EXTRACTED MATERIAL:
^^^^^^^^^^^^^^^^

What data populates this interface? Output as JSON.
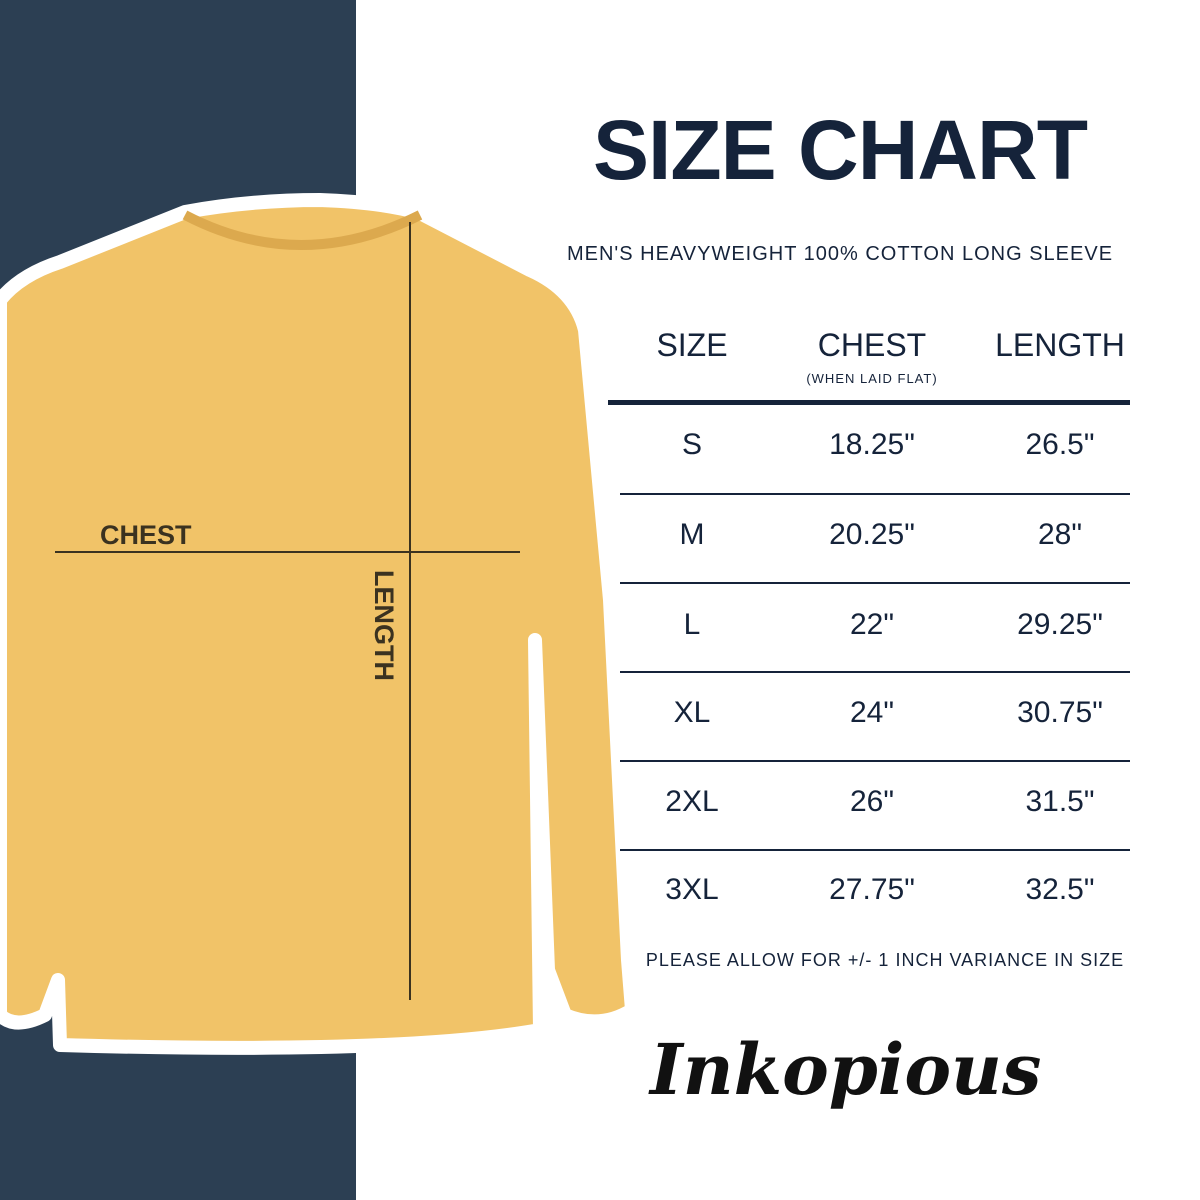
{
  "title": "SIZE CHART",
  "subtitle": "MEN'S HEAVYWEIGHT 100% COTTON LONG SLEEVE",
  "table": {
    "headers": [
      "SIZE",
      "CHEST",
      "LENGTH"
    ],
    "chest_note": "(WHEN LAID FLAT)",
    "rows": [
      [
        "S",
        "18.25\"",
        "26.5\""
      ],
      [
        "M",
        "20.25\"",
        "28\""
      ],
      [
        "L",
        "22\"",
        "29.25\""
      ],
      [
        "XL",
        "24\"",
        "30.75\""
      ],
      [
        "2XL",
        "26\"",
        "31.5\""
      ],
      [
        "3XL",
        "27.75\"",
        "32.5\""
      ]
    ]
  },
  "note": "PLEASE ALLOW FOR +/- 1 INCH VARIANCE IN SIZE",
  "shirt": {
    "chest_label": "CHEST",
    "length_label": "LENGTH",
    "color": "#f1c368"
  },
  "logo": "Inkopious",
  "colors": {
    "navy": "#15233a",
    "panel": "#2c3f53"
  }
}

^^^^^^^^^^^^^^^^

SHORT EXERCISE: Search the entries for the word "SIZE" and pick out every line that holds it.

EXPECTED OUTPUT:
  "title": "SIZE CHART",
      "SIZE",
  "note": "PLEASE ALLOW FOR +/- 1 INCH VARIANCE IN SIZE",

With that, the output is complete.